Request = Each entry here needs to be set down again exactly, please; pictures are left out.

Dataset items:

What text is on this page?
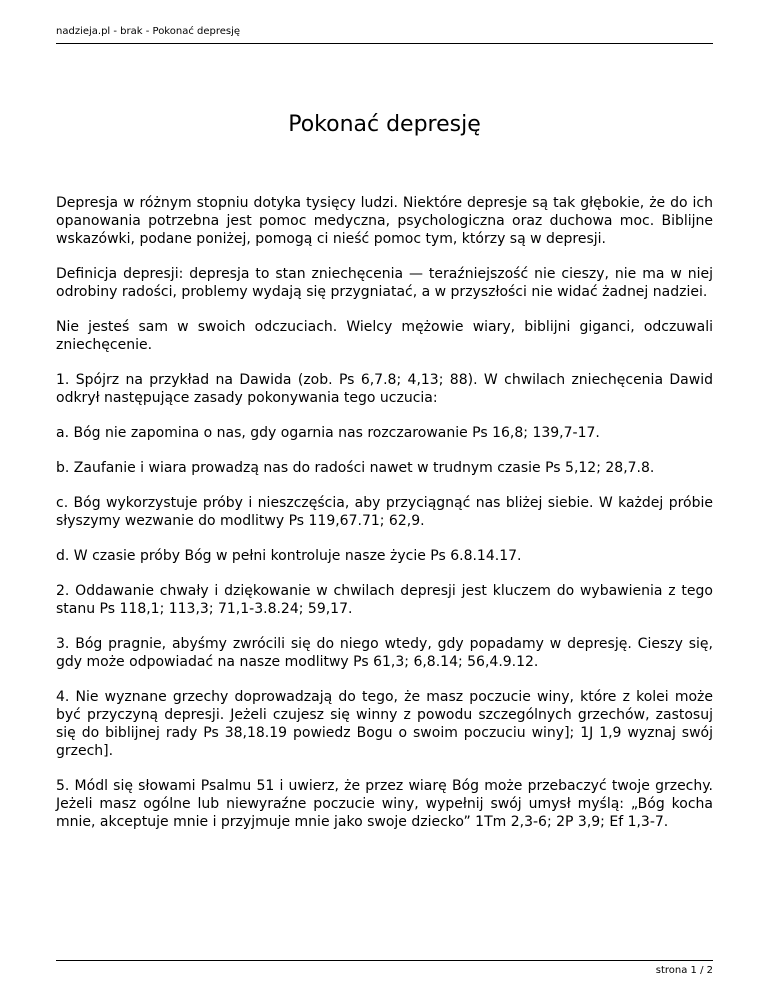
nadzieja.pl - brak - Pokonać depresję
Pokonać depresję

Depresja w różnym stopniu dotyka tysięcy ludzi. Niektóre depresje są tak głębokie, że do ich opanowania potrzebna jest pomoc medyczna, psychologiczna oraz duchowa moc. Biblijne wskazówki, podane poniżej, pomogą ci nieść pomoc tym, którzy są w depresji.

Definicja depresji: depresja to stan zniechęcenia — teraźniejszość nie cieszy, nie ma w niej odrobiny radości, problemy wydają się przygniatać, a w przyszłości nie widać żadnej nadziei.

Nie jesteś sam w swoich odczuciach. Wielcy mężowie wiary, biblijni giganci, odczuwali zniechęcenie.

1. Spójrz na przykład na Dawida (zob. Ps 6,7.8; 4,13; 88). W chwilach zniechęcenia Dawid odkrył następujące zasady pokonywania tego uczucia:

a. Bóg nie zapomina o nas, gdy ogarnia nas rozczarowanie Ps 16,8; 139,7-17.

b. Zaufanie i wiara prowadzą nas do radości nawet w trudnym czasie Ps 5,12; 28,7.8.

c. Bóg wykorzystuje próby i nieszczęścia, aby przyciągnąć nas bliżej siebie. W każdej próbie słyszymy wezwanie do modlitwy Ps 119,67.71; 62,9.

d. W czasie próby Bóg w pełni kontroluje nasze życie Ps 6.8.14.17.

2. Oddawanie chwały i dziękowanie w chwilach depresji jest kluczem do wybawienia z tego stanu Ps 118,1; 113,3; 71,1-3.8.24; 59,17.

3. Bóg pragnie, abyśmy zwrócili się do niego wtedy, gdy popadamy w depresję. Cieszy się, gdy może odpowiadać na nasze modlitwy Ps 61,3; 6,8.14; 56,4.9.12.

4. Nie wyznane grzechy doprowadzają do tego, że masz poczucie winy, które z kolei może być przyczyną depresji. Jeżeli czujesz się winny z powodu szczególnych grzechów, zastosuj się do biblijnej rady Ps 38,18.19 powiedz Bogu o swoim poczuciu winy]; 1J 1,9 wyznaj swój grzech].

5. Módl się słowami Psalmu 51 i uwierz, że przez wiarę Bóg może przebaczyć twoje grzechy. Jeżeli masz ogólne lub niewyraźne poczucie winy, wypełnij swój umysł myślą: „Bóg kocha mnie, akceptuje mnie i przyjmuje mnie jako swoje dziecko” 1Tm 2,3-6; 2P 3,9; Ef 1,3-7.

strona 1 / 2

Output below =
What text is on this page?
nadzieja.pl - brak - Pokonać depresję
Pokonać depresję

Depresja w różnym stopniu dotyka tysięcy ludzi. Niektóre depresje są tak głębokie, że do ich opanowania potrzebna jest pomoc medyczna, psychologiczna oraz duchowa moc. Biblijne wskazówki, podane poniżej, pomogą ci nieść pomoc tym, którzy są w depresji.

Definicja depresji: depresja to stan zniechęcenia — teraźniejszość nie cieszy, nie ma w niej odrobiny radości, problemy wydają się przygniatać, a w przyszłości nie widać żadnej nadziei.

Nie jesteś sam w swoich odczuciach. Wielcy mężowie wiary, biblijni giganci, odczuwali zniechęcenie.

1. Spójrz na przykład na Dawida (zob. Ps 6,7.8; 4,13; 88). W chwilach zniechęcenia Dawid odkrył następujące zasady pokonywania tego uczucia:

a. Bóg nie zapomina o nas, gdy ogarnia nas rozczarowanie Ps 16,8; 139,7-17.

b. Zaufanie i wiara prowadzą nas do radości nawet w trudnym czasie Ps 5,12; 28,7.8.

c. Bóg wykorzystuje próby i nieszczęścia, aby przyciągnąć nas bliżej siebie. W każdej próbie słyszymy wezwanie do modlitwy Ps 119,67.71; 62,9.

d. W czasie próby Bóg w pełni kontroluje nasze życie Ps 6.8.14.17.

2. Oddawanie chwały i dziękowanie w chwilach depresji jest kluczem do wybawienia z tego stanu Ps 118,1; 113,3; 71,1-3.8.24; 59,17.

3. Bóg pragnie, abyśmy zwrócili się do niego wtedy, gdy popadamy w depresję. Cieszy się, gdy może odpowiadać na nasze modlitwy Ps 61,3; 6,8.14; 56,4.9.12.

4. Nie wyznane grzechy doprowadzają do tego, że masz poczucie winy, które z kolei może być przyczyną depresji. Jeżeli czujesz się winny z powodu szczególnych grzechów, zastosuj się do biblijnej rady Ps 38,18.19 powiedz Bogu o swoim poczuciu winy]; 1J 1,9 wyznaj swój grzech].

5. Módl się słowami Psalmu 51 i uwierz, że przez wiarę Bóg może przebaczyć twoje grzechy. Jeżeli masz ogólne lub niewyraźne poczucie winy, wypełnij swój umysł myślą: „Bóg kocha mnie, akceptuje mnie i przyjmuje mnie jako swoje dziecko” 1Tm 2,3-6; 2P 3,9; Ef 1,3-7.

strona 1 / 2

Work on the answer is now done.